Please repeat all of the listing exactly.

[Begin Records for the exercise]

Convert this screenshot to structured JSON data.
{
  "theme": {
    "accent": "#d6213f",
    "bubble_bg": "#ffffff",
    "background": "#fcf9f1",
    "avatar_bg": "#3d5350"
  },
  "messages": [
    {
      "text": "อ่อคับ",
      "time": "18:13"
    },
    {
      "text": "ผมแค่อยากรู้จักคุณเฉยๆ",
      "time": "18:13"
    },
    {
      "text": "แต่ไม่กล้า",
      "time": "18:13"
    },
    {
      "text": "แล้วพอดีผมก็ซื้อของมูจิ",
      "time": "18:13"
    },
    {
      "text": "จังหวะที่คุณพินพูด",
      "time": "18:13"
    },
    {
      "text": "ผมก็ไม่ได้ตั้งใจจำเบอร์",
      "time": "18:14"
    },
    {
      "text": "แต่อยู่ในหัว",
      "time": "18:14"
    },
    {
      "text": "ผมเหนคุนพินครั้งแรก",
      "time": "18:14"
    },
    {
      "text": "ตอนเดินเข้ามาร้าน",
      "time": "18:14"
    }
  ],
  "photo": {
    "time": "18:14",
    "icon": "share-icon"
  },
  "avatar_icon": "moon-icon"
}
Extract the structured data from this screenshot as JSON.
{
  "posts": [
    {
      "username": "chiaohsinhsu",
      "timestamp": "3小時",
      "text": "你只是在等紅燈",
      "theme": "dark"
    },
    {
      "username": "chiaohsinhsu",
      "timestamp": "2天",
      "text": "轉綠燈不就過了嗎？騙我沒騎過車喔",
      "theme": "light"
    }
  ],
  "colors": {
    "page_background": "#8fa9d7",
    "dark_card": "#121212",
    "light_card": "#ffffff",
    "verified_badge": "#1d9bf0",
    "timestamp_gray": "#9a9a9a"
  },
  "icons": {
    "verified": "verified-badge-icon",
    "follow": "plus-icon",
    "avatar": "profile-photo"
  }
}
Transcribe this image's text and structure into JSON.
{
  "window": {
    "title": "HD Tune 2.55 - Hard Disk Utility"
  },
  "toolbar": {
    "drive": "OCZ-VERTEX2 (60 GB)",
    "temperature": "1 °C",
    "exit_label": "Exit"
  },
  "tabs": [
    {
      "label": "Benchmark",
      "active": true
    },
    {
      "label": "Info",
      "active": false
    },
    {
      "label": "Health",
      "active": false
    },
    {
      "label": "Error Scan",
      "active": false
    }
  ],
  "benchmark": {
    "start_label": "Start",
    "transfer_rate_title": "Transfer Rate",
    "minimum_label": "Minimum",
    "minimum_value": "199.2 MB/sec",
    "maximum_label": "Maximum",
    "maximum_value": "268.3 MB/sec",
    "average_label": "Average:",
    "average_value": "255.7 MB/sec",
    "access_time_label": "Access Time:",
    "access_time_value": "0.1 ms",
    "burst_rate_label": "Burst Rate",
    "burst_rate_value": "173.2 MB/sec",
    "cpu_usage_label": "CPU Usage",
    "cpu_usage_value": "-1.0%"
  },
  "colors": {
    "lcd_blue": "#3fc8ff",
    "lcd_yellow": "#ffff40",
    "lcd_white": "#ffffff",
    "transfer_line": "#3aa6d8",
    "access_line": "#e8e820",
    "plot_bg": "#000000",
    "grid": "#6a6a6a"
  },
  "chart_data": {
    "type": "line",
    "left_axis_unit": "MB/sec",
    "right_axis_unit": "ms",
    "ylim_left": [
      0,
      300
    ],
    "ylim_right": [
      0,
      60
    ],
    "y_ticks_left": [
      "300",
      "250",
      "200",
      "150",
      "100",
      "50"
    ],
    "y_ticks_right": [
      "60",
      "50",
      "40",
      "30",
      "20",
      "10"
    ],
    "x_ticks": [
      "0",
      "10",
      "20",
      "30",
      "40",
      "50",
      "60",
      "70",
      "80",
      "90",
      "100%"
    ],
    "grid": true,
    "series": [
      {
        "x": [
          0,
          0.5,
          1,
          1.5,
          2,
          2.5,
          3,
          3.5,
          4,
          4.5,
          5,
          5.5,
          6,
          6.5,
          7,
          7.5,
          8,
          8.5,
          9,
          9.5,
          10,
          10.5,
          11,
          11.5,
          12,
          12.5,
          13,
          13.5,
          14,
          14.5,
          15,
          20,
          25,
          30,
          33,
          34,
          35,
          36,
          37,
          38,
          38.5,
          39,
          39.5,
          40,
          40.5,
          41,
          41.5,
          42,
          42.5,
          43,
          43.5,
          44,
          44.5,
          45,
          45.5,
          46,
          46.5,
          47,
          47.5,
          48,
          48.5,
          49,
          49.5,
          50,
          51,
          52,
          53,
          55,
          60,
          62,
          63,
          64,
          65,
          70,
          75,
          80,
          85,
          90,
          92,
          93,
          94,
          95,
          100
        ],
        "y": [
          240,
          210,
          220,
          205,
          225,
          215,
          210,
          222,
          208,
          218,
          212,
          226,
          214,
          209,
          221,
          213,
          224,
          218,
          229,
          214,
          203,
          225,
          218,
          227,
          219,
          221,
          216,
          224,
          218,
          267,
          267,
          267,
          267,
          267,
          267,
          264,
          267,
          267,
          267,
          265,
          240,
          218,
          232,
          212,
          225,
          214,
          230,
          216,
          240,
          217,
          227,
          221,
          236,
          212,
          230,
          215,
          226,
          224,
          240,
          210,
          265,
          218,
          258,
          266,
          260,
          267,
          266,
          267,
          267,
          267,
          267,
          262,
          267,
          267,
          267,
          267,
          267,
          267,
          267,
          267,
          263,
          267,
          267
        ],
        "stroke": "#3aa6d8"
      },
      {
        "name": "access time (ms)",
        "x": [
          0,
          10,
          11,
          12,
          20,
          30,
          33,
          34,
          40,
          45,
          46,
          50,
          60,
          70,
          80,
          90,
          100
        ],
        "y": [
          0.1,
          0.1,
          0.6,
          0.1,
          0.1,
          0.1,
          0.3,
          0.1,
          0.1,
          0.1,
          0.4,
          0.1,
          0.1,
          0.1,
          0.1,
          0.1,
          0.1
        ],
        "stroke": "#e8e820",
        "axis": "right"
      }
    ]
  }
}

[End Records for the exercise]

▶ _Written answer_
Convert this screenshot to structured JSON data.
{
  "theme": {
    "accent": "#d6213f",
    "bubble_bg": "#ffffff",
    "background": "#fcf9f1",
    "avatar_bg": "#3d5350"
  },
  "messages": [
    {
      "text": "อ่อคับ",
      "time": "18:13"
    },
    {
      "text": "ผมแค่อยากรู้จักคุณเฉยๆ",
      "time": "18:13"
    },
    {
      "text": "แต่ไม่กล้า",
      "time": "18:13"
    },
    {
      "text": "แล้วพอดีผมก็ซื้อของมูจิ",
      "time": "18:13"
    },
    {
      "text": "จังหวะที่คุณพินพูด",
      "time": "18:13"
    },
    {
      "text": "ผมก็ไม่ได้ตั้งใจจำเบอร์",
      "time": "18:14"
    },
    {
      "text": "แต่อยู่ในหัว",
      "time": "18:14"
    },
    {
      "text": "ผมเหนคุนพินครั้งแรก",
      "time": "18:14"
    },
    {
      "text": "ตอนเดินเข้ามาร้าน",
      "time": "18:14"
    }
  ],
  "photo": {
    "time": "18:14",
    "icon": "share-icon"
  },
  "avatar_icon": "moon-icon"
}
Extract the structured data from this screenshot as JSON.
{
  "posts": [
    {
      "username": "chiaohsinhsu",
      "timestamp": "3小時",
      "text": "你只是在等紅燈",
      "theme": "dark"
    },
    {
      "username": "chiaohsinhsu",
      "timestamp": "2天",
      "text": "轉綠燈不就過了嗎？騙我沒騎過車喔",
      "theme": "light"
    }
  ],
  "colors": {
    "page_background": "#8fa9d7",
    "dark_card": "#121212",
    "light_card": "#ffffff",
    "verified_badge": "#1d9bf0",
    "timestamp_gray": "#9a9a9a"
  },
  "icons": {
    "verified": "verified-badge-icon",
    "follow": "plus-icon",
    "avatar": "profile-photo"
  }
}
Transcribe this image's text and structure into JSON.
{
  "window": {
    "title": "HD Tune 2.55 - Hard Disk Utility"
  },
  "toolbar": {
    "drive": "OCZ-VERTEX2 (60 GB)",
    "temperature": "1 °C",
    "exit_label": "Exit"
  },
  "tabs": [
    {
      "label": "Benchmark",
      "active": true
    },
    {
      "label": "Info",
      "active": false
    },
    {
      "label": "Health",
      "active": false
    },
    {
      "label": "Error Scan",
      "active": false
    }
  ],
  "benchmark": {
    "start_label": "Start",
    "transfer_rate_title": "Transfer Rate",
    "minimum_label": "Minimum",
    "minimum_value": "199.2 MB/sec",
    "maximum_label": "Maximum",
    "maximum_value": "268.3 MB/sec",
    "average_label": "Average:",
    "average_value": "255.7 MB/sec",
    "access_time_label": "Access Time:",
    "access_time_value": "0.1 ms",
    "burst_rate_label": "Burst Rate",
    "burst_rate_value": "173.2 MB/sec",
    "cpu_usage_label": "CPU Usage",
    "cpu_usage_value": "-1.0%"
  },
  "colors": {
    "lcd_blue": "#3fc8ff",
    "lcd_yellow": "#ffff40",
    "lcd_white": "#ffffff",
    "transfer_line": "#3aa6d8",
    "access_line": "#e8e820",
    "plot_bg": "#000000",
    "grid": "#6a6a6a"
  },
  "chart_data": {
    "type": "line",
    "left_axis_unit": "MB/sec",
    "right_axis_unit": "ms",
    "ylim_left": [
      0,
      300
    ],
    "ylim_right": [
      0,
      60
    ],
    "y_ticks_left": [
      "300",
      "250",
      "200",
      "150",
      "100",
      "50"
    ],
    "y_ticks_right": [
      "60",
      "50",
      "40",
      "30",
      "20",
      "10"
    ],
    "x_ticks": [
      "0",
      "10",
      "20",
      "30",
      "40",
      "50",
      "60",
      "70",
      "80",
      "90",
      "100%"
    ],
    "grid": true,
    "series": [
      {
        "x": [
          0,
          0.5,
          1,
          1.5,
          2,
          2.5,
          3,
          3.5,
          4,
          4.5,
          5,
          5.5,
          6,
          6.5,
          7,
          7.5,
          8,
          8.5,
          9,
          9.5,
          10,
          10.5,
          11,
          11.5,
          12,
          12.5,
          13,
          13.5,
          14,
          14.5,
          15,
          20,
          25,
          30,
          33,
          34,
          35,
          36,
          37,
          38,
          38.5,
          39,
          39.5,
          40,
          40.5,
          41,
          41.5,
          42,
          42.5,
          43,
          43.5,
          44,
          44.5,
          45,
          45.5,
          46,
          46.5,
          47,
          47.5,
          48,
          48.5,
          49,
          49.5,
          50,
          51,
          52,
          53,
          55,
          60,
          62,
          63,
          64,
          65,
          70,
          75,
          80,
          85,
          90,
          92,
          93,
          94,
          95,
          100
        ],
        "y": [
          240,
          210,
          220,
          205,
          225,
          215,
          210,
          222,
          208,
          218,
          212,
          226,
          214,
          209,
          221,
          213,
          224,
          218,
          229,
          214,
          203,
          225,
          218,
          227,
          219,
          221,
          216,
          224,
          218,
          267,
          267,
          267,
          267,
          267,
          267,
          264,
          267,
          267,
          267,
          265,
          240,
          218,
          232,
          212,
          225,
          214,
          230,
          216,
          240,
          217,
          227,
          221,
          236,
          212,
          230,
          215,
          226,
          224,
          240,
          210,
          265,
          218,
          258,
          266,
          260,
          267,
          266,
          267,
          267,
          267,
          267,
          262,
          267,
          267,
          267,
          267,
          267,
          267,
          267,
          267,
          263,
          267,
          267
        ],
        "stroke": "#3aa6d8"
      },
      {
        "name": "access time (ms)",
        "x": [
          0,
          10,
          11,
          12,
          20,
          30,
          33,
          34,
          40,
          45,
          46,
          50,
          60,
          70,
          80,
          90,
          100
        ],
        "y": [
          0.1,
          0.1,
          0.6,
          0.1,
          0.1,
          0.1,
          0.3,
          0.1,
          0.1,
          0.1,
          0.4,
          0.1,
          0.1,
          0.1,
          0.1,
          0.1,
          0.1
        ],
        "stroke": "#e8e820",
        "axis": "right"
      }
    ]
  }
}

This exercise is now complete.